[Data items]

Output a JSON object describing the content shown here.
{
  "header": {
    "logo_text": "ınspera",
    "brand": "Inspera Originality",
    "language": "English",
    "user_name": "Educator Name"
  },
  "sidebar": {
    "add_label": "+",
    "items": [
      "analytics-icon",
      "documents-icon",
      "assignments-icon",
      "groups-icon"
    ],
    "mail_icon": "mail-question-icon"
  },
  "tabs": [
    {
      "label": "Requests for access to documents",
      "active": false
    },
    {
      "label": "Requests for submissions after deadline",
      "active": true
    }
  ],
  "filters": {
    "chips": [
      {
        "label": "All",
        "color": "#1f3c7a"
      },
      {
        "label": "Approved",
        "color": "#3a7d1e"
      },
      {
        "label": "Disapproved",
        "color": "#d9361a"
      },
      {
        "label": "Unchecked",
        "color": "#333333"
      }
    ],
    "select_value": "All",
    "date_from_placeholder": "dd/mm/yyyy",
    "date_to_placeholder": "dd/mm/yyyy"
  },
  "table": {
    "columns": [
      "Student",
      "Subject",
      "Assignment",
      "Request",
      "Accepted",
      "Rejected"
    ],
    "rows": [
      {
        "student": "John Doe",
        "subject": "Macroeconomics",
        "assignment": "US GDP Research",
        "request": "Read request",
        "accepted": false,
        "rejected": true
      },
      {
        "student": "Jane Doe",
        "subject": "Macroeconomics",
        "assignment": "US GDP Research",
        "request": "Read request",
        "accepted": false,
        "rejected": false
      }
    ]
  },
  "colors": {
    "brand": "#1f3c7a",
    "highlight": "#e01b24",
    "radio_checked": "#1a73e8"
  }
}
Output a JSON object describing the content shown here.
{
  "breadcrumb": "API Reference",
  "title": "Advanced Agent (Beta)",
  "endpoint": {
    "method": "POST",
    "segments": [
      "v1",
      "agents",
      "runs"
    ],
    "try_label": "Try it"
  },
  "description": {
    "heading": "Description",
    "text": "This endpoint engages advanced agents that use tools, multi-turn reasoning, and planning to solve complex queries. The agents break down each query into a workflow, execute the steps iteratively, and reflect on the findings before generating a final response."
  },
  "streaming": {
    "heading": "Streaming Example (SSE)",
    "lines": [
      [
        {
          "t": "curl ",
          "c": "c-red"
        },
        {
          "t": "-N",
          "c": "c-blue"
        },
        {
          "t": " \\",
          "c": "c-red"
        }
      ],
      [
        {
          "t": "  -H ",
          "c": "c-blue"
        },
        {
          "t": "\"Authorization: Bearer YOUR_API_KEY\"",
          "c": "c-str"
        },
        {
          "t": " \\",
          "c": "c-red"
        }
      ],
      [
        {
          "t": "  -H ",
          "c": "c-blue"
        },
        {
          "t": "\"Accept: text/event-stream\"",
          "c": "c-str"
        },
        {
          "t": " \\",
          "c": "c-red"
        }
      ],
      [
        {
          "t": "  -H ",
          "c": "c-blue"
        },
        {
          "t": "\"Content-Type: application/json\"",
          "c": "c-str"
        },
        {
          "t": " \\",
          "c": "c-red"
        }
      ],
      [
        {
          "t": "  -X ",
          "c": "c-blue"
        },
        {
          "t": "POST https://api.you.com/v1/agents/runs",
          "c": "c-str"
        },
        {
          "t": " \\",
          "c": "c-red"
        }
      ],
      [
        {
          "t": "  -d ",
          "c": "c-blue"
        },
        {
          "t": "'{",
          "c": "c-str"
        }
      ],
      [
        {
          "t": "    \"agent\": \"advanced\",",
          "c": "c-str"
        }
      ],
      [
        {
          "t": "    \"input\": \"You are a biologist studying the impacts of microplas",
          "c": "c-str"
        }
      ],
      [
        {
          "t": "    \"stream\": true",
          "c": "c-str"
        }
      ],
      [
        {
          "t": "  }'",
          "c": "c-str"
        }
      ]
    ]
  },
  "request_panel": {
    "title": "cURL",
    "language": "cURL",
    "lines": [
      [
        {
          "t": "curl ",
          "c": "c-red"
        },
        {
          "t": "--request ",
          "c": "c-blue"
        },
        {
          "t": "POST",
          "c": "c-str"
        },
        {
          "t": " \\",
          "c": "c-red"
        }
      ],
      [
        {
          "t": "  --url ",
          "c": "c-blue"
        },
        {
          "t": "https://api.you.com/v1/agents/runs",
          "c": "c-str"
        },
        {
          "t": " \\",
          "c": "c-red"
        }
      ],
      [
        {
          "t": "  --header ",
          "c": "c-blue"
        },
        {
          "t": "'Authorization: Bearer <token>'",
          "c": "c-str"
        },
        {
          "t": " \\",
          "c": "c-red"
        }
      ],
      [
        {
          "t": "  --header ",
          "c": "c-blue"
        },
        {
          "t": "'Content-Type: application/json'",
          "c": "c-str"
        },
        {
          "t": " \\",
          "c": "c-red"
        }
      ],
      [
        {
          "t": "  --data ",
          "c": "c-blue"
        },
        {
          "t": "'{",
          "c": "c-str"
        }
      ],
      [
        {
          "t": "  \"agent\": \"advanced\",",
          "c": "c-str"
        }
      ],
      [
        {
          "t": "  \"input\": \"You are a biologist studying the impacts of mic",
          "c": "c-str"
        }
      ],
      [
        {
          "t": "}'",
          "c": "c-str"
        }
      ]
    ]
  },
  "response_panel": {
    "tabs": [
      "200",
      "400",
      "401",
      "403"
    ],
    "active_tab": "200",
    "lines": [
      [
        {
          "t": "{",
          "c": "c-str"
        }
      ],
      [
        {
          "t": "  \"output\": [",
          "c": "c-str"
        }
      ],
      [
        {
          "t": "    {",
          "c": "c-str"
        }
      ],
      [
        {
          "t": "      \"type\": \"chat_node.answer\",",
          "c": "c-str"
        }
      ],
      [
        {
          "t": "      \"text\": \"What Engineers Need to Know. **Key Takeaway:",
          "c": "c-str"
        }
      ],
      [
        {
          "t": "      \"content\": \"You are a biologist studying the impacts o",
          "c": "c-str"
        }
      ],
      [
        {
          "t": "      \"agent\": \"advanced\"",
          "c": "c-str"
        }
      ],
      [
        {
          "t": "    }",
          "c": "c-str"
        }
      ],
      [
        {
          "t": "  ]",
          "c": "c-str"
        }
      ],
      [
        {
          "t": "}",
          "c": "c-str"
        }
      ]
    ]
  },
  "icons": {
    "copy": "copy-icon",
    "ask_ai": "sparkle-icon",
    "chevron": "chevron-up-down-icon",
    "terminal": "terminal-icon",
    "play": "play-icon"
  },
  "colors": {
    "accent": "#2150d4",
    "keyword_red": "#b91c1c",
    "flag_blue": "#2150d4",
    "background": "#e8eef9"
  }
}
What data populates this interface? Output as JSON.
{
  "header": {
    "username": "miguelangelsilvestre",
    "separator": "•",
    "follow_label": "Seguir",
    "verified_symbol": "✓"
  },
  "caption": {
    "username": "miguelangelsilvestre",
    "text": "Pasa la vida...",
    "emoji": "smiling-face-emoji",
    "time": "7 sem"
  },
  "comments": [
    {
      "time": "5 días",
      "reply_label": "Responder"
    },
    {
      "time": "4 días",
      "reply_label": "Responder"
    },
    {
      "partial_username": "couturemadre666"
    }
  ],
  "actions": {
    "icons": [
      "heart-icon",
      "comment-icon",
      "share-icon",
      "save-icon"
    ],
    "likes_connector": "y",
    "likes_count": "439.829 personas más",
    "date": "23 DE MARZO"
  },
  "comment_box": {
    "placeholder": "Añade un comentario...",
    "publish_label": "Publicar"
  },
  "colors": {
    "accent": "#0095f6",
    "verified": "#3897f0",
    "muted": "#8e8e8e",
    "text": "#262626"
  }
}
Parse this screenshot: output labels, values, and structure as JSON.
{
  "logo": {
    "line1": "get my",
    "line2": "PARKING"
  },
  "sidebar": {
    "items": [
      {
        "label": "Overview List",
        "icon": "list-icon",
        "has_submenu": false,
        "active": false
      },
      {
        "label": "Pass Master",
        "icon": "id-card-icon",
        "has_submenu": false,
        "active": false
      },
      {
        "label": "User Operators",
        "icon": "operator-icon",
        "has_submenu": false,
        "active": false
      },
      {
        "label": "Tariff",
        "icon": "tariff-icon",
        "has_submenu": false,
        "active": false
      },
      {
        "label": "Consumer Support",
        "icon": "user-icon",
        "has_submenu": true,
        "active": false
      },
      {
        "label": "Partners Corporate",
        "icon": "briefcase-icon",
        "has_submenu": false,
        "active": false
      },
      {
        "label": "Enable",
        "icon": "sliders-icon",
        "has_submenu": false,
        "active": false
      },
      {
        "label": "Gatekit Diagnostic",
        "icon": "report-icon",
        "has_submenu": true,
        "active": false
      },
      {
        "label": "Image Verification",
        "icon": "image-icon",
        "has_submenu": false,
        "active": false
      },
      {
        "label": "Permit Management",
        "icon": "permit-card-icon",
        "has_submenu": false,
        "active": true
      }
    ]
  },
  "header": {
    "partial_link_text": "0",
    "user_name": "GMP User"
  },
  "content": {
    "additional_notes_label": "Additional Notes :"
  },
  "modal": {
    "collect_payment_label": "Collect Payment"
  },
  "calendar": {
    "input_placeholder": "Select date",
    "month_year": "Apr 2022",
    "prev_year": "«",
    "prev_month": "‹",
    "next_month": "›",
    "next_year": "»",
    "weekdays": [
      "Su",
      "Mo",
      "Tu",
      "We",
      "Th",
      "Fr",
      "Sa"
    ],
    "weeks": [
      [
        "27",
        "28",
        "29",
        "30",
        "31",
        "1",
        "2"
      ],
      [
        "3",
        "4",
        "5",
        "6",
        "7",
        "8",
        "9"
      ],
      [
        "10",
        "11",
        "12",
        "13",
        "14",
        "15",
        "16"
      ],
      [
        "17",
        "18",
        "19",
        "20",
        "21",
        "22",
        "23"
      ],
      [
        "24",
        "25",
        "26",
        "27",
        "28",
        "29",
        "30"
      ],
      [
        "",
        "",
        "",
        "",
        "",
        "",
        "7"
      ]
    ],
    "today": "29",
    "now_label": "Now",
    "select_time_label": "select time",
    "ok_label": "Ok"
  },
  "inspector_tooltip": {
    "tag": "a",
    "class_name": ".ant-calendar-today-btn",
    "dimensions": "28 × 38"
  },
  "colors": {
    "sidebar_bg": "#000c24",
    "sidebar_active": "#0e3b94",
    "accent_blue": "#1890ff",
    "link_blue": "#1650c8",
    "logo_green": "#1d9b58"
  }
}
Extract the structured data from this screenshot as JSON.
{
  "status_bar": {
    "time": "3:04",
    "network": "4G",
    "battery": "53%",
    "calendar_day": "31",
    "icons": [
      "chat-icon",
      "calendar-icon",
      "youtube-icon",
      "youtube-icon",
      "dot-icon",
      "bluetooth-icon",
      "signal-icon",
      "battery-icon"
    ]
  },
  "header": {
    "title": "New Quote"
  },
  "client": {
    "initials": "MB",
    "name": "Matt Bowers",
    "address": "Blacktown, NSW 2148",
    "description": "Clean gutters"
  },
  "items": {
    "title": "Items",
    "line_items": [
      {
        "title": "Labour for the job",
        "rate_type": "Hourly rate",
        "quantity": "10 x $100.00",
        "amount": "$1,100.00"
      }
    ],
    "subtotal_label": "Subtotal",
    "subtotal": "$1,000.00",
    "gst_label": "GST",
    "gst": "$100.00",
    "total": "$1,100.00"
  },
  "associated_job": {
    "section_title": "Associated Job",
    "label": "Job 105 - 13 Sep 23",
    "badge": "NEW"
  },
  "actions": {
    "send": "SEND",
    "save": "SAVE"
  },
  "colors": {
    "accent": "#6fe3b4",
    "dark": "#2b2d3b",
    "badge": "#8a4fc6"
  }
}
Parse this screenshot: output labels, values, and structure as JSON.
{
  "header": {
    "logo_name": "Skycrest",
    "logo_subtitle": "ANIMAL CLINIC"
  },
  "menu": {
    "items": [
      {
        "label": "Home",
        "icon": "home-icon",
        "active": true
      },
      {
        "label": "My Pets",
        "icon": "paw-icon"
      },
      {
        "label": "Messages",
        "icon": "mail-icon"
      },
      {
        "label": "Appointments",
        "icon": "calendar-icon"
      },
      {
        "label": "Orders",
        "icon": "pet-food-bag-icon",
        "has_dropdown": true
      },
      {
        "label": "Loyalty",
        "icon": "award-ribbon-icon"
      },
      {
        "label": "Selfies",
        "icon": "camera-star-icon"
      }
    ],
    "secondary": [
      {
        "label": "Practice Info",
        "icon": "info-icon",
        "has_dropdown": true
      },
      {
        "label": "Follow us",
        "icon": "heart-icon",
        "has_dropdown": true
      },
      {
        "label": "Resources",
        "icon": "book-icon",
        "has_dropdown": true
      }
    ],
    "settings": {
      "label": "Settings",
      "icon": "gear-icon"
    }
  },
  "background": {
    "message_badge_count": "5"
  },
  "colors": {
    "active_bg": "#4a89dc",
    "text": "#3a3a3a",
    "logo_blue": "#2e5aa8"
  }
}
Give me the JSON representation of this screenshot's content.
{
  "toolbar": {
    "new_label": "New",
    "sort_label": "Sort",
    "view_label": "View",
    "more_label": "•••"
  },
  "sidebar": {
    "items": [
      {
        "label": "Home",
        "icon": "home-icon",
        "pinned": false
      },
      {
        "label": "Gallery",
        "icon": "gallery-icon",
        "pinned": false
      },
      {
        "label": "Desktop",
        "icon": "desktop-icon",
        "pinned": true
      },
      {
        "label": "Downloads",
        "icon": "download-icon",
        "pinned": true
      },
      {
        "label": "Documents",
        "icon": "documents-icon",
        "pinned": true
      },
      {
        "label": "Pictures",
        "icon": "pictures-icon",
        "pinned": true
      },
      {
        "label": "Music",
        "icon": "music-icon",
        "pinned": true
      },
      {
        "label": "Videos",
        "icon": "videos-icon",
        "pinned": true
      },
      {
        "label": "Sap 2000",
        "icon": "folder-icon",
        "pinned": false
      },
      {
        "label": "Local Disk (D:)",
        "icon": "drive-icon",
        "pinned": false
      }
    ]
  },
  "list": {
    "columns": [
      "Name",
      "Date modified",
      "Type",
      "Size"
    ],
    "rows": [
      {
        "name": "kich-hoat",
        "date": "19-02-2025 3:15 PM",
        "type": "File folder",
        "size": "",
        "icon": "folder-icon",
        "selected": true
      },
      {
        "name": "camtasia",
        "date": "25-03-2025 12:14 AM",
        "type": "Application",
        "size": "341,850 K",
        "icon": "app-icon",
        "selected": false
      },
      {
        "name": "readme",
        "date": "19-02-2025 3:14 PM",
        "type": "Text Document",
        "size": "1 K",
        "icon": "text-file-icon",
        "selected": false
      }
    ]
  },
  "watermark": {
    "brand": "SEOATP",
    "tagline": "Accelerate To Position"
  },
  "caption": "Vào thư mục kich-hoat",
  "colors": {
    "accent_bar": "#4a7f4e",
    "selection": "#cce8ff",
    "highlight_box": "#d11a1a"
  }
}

### What is needed
Where a line above contains the word "yyyy", copy that line.

### Written solution
    "date_from_placeholder": "dd/mm/yyyy",
    "date_to_placeholder": "dd/mm/yyyy"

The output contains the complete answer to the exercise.